18 de agosto del 2003.
Yo iba de prisa entre dos urgencias. Éramos socorristas voluntarios de la Cruz Roja y era un sábado con mucho trabajo. Habíamos atendido a un hombre herido con arma blanca. Lo llevamos al Hospital General, nuestro centro de referencia, pero fue toda una batalla lograr que lo ingresen ya que no conocíamos su nombre y no le acompañaba ningún pariente o conocido para hacer todo el proceso de registro. Apenas habíamos convencido a las enfermeras que se encargaran de él en lugar de dejarle morir desatendido en el pasillo del hospital.
Mi colega y yo íbamos saliendo cuando LO vi. Estaba tirado en el suelo de cimiento, bajo un calor de 40ºC, cubierto de moscas y de barro… Me paré. Y me di cuenta que aún respiraba. “Lleva dos días aquí, ha aguantado la lluvia y el sol. No hay cama para él. Es un vagabundo”, dijo el guardián del hospital. Sentí mi corazón romperse. ¡Y fue lo único! “Ya nos llama la Central, me dijo mi compañero. De todos modos, va a morir”. Y nos fuimos.

- [Problemas y tareas]
1. Resume el relato en dos oraciones.
2. Copia del relato, sin cambiar nada, el tramo que va desde "Yo iba de prisa" hasta "pasillo del hospital.".

Entradas de datos almacenadas:

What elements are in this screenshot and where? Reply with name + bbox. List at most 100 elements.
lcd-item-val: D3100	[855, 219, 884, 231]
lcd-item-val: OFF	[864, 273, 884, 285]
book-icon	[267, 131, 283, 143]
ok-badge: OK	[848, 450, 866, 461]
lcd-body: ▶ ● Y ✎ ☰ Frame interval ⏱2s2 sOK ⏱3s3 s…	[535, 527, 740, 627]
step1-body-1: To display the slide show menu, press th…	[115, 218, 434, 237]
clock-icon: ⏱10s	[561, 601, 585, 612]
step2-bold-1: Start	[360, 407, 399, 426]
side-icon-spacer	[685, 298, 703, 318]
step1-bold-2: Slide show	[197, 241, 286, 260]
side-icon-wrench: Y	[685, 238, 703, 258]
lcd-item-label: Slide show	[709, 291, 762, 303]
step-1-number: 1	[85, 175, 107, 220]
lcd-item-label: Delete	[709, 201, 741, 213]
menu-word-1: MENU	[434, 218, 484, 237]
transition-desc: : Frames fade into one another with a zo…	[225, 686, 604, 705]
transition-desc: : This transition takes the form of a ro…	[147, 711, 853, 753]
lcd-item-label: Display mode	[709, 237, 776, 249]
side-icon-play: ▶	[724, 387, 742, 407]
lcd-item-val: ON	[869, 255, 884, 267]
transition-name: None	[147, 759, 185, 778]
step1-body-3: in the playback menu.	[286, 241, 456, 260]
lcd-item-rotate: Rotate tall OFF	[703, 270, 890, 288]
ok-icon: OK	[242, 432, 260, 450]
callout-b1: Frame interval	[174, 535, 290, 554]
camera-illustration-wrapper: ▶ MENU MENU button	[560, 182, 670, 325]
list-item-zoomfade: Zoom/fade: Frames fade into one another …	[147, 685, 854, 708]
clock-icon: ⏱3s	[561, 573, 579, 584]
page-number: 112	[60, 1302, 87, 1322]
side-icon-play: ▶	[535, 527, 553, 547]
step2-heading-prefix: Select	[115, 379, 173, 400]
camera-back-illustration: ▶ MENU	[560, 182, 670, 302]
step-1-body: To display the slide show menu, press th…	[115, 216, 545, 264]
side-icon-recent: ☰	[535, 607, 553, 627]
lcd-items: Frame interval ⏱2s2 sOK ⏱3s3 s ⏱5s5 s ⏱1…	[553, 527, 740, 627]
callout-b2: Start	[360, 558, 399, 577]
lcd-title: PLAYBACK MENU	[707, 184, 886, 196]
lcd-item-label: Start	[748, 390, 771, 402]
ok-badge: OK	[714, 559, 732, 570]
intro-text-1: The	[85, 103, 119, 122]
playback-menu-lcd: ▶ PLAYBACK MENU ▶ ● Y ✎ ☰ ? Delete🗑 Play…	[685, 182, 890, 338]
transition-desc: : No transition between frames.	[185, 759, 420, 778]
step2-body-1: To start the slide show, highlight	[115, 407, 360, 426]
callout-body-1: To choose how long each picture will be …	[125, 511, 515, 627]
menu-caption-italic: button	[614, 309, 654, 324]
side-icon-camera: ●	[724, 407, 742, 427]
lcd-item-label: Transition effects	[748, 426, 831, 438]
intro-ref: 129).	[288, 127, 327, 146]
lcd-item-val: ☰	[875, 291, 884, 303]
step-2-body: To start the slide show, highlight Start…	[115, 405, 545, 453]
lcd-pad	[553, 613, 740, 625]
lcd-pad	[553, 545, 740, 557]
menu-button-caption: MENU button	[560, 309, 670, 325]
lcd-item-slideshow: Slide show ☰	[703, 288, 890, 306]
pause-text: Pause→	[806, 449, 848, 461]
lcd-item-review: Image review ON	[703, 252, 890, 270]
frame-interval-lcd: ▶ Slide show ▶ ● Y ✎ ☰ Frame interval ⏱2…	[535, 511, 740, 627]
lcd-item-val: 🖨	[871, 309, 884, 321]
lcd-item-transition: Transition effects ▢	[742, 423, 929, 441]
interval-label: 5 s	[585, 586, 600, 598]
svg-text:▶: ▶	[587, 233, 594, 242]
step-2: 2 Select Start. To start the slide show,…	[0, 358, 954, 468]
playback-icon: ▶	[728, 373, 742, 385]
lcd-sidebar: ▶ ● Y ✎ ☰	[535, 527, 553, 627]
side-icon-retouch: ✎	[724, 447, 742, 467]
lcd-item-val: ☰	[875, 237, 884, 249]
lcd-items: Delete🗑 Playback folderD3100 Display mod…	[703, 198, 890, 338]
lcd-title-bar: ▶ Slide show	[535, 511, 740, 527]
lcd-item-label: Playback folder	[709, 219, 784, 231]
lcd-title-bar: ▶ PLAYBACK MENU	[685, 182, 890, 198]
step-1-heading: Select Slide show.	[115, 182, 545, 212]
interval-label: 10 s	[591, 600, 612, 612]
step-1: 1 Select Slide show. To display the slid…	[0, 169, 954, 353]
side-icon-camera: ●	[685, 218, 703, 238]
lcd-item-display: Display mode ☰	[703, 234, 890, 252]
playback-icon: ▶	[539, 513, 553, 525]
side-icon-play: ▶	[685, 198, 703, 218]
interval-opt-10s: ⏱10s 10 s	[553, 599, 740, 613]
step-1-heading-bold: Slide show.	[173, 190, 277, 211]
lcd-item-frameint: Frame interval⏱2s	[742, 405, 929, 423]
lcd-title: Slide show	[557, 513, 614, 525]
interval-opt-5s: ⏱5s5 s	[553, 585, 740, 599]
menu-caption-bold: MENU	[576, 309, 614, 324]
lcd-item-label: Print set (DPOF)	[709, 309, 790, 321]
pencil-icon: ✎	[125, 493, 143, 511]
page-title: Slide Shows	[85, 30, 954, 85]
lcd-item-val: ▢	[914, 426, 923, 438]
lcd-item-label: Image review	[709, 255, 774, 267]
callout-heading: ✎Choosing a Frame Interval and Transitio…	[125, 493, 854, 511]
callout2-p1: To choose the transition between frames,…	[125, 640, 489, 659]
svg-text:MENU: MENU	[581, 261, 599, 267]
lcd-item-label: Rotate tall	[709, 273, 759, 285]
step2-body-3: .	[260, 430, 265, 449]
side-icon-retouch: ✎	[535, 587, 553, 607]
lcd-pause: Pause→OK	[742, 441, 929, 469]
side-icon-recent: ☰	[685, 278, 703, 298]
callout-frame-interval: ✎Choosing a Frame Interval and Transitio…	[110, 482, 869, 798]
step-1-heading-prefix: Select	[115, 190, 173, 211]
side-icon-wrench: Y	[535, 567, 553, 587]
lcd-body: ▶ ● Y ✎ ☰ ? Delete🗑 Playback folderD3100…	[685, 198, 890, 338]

- [Soluciones en orden]
1. Un sábado de mucho trabajo, dos socorristas voluntarios de la Cruz Roja llevaron al Hospital General a un hombre herido con arma blanca, y les costó que lo ingresaran porque no sabían su nombre ni lo acompañaba nadie. Al salir, quien narra vio tirado en el suelo, bajo un calor de 40 ºC, a un vagabundo que aún respiraba y que, según el guardián, llevaba dos días allí sin cama, pero se fue con su compañero cuando los llamó la Central.

2.
Yo iba de prisa entre dos urgencias. Éramos socorristas voluntarios de la Cruz Roja y era un sábado con mucho trabajo. Habíamos atendido a un hombre herido con arma blanca. Lo llevamos al Hospital General, nuestro centro de referencia, pero fue toda una batalla lograr que lo ingresen ya que no conocíamos su nombre y no le acompañaba ningún pariente o conocido para hacer todo el proceso de registro. Apenas habíamos convencido a las enfermeras que se encargaran de él en lugar de dejarle morir desatendido en el pasillo del hospital.